◆ **TO BE DONE**
Exact reproduction of the data is required, with images excluded.

◆ **DATASET ROWS**
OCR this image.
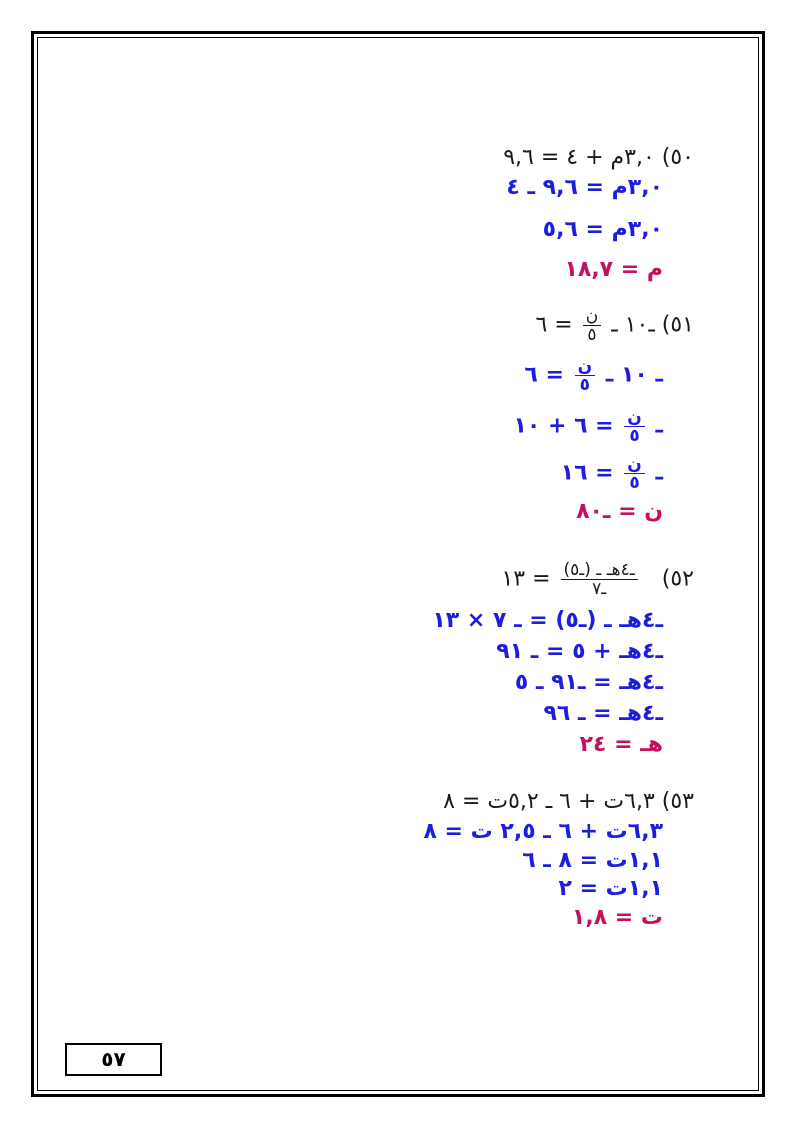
٥٠) ٣,٠م + ٤ = ٩,٦
٣,٠م = ٩,٦ ـ ٤
٣,٠م = ٥,٦
م = ١٨,٧
٥١) ـ١٠ ـ
$\frac{\text{ن}}{٥}$
= ٦
ـ ١٠ ـ
$\frac{\text{ن}}{٥}$
= ٦
ـ
$\frac{\text{ن}}{٥}$
= ٦ + ١٠
ـ
$\frac{\text{ن}}{٥}$
= ١٦
ن = ـ٨٠
٥٢)
$\frac{\text{ـ٤هـ ـ (ـ٥)}}{\text{ـ٧}}$
= ١٣
ـ٤هـ ـ (ـ٥) = ـ ٧ × ١٣
ـ٤هـ + ٥ = ـ ٩١
ـ٤هـ = ـ٩١ ـ ٥
ـ٤هـ = ـ ٩٦
هـ = ٢٤
٥٣) ٦,٣ت + ٦ ـ ٥,٢ت = ٨
٦,٣ت + ٦ ـ ٢,٥ ت = ٨
١,١ت = ٨ ـ ٦
١,١ت = ٢
ت = ١,٨
٥٧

◆ **WRITTEN SOLUTION**
OCR this image.
٥٠) ٣,٠م + ٤ = ٩,٦
٣,٠م = ٩,٦ ـ ٤
٣,٠م = ٥,٦
م = ١٨,٧
٥١) ـ١٠ ـ
$\frac{\text{ن}}{٥}$
= ٦
ـ ١٠ ـ
$\frac{\text{ن}}{٥}$
= ٦
ـ
$\frac{\text{ن}}{٥}$
= ٦ + ١٠
ـ
$\frac{\text{ن}}{٥}$
= ١٦
ن = ـ٨٠
٥٢)
$\frac{\text{ـ٤هـ ـ (ـ٥)}}{\text{ـ٧}}$
= ١٣
ـ٤هـ ـ (ـ٥) = ـ ٧ × ١٣
ـ٤هـ + ٥ = ـ ٩١
ـ٤هـ = ـ٩١ ـ ٥
ـ٤هـ = ـ ٩٦
هـ = ٢٤
٥٣) ٦,٣ت + ٦ ـ ٥,٢ت = ٨
٦,٣ت + ٦ ـ ٢,٥ ت = ٨
١,١ت = ٨ ـ ٦
١,١ت = ٢
ت = ١,٨
٥٧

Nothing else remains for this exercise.